§ What is required
What is the number of lines containing the string "individuals"? Answer with the number only.

┌──

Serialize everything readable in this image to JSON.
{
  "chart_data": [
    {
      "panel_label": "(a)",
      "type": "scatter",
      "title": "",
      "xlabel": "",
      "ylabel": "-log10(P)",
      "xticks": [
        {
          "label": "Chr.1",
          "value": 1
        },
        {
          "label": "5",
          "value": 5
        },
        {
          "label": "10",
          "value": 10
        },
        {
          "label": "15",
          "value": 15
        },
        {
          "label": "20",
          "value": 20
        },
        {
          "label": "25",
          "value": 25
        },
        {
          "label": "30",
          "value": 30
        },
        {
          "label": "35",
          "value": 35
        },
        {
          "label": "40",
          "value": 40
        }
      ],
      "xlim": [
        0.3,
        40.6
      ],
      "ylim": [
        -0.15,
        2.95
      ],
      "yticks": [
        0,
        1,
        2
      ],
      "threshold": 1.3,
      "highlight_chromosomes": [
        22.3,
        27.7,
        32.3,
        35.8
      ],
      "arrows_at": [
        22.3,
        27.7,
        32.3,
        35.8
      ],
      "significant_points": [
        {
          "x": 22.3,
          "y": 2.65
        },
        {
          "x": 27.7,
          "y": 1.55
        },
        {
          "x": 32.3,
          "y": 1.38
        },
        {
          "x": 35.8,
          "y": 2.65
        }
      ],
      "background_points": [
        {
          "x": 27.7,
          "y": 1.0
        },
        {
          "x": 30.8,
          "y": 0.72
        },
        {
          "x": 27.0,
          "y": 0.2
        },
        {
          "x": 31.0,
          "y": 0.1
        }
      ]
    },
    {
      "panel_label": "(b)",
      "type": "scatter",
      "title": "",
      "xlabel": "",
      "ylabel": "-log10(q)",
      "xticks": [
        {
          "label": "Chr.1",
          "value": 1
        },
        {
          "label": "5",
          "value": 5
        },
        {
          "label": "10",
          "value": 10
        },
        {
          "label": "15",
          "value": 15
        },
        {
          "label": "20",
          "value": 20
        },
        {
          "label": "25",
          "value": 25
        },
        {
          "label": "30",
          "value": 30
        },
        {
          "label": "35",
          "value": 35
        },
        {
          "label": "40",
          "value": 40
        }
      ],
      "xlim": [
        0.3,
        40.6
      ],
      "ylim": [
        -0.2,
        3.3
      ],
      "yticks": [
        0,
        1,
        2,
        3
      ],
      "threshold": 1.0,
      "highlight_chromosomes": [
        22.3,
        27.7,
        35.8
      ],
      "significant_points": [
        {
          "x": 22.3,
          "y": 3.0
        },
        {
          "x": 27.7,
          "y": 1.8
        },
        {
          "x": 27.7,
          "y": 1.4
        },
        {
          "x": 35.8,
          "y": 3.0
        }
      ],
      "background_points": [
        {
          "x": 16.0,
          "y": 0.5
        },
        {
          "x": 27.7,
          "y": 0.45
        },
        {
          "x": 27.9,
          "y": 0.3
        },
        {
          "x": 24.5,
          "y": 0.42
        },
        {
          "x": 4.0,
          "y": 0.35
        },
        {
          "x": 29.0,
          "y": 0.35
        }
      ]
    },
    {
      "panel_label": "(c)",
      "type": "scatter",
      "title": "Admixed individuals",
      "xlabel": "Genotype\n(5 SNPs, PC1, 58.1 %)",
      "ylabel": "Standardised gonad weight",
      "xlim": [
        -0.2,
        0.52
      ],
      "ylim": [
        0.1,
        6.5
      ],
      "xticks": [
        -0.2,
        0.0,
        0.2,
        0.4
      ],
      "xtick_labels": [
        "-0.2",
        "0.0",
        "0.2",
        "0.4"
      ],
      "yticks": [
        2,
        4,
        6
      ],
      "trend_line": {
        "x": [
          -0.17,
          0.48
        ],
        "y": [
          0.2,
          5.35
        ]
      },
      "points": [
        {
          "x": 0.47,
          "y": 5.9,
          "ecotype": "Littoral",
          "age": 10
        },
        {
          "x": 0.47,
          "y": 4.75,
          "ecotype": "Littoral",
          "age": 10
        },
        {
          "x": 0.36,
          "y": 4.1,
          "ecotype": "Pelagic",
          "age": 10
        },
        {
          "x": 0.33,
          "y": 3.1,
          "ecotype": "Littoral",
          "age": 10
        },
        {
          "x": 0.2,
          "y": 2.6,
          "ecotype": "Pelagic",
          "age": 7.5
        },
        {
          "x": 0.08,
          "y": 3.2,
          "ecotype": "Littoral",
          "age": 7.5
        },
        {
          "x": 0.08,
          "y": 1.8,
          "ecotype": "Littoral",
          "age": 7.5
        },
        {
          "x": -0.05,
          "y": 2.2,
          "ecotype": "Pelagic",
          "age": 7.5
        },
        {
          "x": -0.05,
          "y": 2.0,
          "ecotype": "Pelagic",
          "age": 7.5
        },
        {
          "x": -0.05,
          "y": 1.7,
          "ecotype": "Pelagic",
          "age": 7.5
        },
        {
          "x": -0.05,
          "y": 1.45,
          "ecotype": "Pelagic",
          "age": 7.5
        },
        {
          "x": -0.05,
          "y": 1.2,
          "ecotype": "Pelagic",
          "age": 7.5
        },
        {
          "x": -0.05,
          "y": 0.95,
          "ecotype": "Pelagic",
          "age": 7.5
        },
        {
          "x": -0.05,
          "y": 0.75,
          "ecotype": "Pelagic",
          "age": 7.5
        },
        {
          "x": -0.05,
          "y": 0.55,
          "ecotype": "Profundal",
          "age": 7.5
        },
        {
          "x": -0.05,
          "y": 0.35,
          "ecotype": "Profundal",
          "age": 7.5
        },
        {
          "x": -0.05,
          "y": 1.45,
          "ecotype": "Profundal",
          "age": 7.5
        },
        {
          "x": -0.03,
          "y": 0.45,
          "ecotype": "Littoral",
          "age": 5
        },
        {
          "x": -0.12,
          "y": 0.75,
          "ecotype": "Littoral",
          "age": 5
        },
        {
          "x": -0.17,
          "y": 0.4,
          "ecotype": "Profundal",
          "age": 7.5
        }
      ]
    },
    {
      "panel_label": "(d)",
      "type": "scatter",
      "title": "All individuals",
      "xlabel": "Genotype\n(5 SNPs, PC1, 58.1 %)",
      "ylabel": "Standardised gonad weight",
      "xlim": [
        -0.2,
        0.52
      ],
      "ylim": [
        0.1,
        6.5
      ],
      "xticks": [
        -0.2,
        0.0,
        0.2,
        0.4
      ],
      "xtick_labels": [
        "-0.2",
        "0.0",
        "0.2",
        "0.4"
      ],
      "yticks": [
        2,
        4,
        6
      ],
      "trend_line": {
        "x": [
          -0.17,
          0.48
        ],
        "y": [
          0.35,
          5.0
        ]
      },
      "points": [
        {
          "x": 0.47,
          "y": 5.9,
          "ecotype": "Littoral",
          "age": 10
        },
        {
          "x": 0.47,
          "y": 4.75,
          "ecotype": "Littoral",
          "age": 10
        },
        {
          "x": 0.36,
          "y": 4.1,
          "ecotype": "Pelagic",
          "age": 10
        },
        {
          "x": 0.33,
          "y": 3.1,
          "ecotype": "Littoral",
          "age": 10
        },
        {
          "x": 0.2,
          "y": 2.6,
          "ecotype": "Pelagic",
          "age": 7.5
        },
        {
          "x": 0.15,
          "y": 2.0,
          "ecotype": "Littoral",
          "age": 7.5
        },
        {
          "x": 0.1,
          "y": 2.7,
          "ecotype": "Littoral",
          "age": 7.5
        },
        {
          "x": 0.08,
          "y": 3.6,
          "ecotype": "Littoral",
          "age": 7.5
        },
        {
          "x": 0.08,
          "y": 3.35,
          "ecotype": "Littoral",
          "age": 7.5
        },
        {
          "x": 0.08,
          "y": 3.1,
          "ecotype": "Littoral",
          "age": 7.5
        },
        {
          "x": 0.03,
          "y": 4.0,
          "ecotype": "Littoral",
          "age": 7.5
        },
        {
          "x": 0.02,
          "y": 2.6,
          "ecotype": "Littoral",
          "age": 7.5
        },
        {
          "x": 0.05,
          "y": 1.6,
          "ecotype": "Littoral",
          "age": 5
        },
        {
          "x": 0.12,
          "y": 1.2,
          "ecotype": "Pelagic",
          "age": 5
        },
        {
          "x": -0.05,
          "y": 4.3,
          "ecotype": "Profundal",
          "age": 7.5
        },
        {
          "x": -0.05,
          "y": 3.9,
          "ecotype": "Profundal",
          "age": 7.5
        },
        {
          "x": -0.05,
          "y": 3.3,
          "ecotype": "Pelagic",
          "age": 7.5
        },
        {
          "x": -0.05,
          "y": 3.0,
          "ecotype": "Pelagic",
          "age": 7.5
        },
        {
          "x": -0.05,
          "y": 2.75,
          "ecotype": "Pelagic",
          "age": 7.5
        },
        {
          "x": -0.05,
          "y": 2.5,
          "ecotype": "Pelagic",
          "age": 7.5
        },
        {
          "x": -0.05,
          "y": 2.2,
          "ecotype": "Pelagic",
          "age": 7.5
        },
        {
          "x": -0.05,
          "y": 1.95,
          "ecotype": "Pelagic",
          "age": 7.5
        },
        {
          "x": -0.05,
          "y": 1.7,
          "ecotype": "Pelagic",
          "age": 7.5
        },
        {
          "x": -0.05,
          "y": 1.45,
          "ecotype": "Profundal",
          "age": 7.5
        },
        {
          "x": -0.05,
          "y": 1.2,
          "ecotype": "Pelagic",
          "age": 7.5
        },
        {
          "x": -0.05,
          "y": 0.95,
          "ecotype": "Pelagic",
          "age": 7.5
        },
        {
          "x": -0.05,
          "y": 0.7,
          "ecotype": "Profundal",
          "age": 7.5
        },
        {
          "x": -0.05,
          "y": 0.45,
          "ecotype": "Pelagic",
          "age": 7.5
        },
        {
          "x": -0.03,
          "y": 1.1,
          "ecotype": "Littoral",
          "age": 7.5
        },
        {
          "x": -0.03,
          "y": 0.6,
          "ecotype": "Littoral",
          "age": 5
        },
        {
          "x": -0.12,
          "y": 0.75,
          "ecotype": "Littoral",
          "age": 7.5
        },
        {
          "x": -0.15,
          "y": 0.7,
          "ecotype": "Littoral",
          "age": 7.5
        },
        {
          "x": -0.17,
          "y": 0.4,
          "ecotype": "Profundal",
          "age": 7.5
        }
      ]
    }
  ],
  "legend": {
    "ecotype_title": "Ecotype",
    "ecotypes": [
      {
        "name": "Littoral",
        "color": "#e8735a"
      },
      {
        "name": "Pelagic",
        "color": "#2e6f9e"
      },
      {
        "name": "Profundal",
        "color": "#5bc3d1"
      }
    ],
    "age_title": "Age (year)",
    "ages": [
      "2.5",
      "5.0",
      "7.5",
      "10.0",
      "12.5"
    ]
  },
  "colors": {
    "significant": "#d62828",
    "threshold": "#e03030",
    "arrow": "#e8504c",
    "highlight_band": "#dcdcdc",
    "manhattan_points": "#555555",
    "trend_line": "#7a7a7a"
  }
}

└──

§ Correct answer
2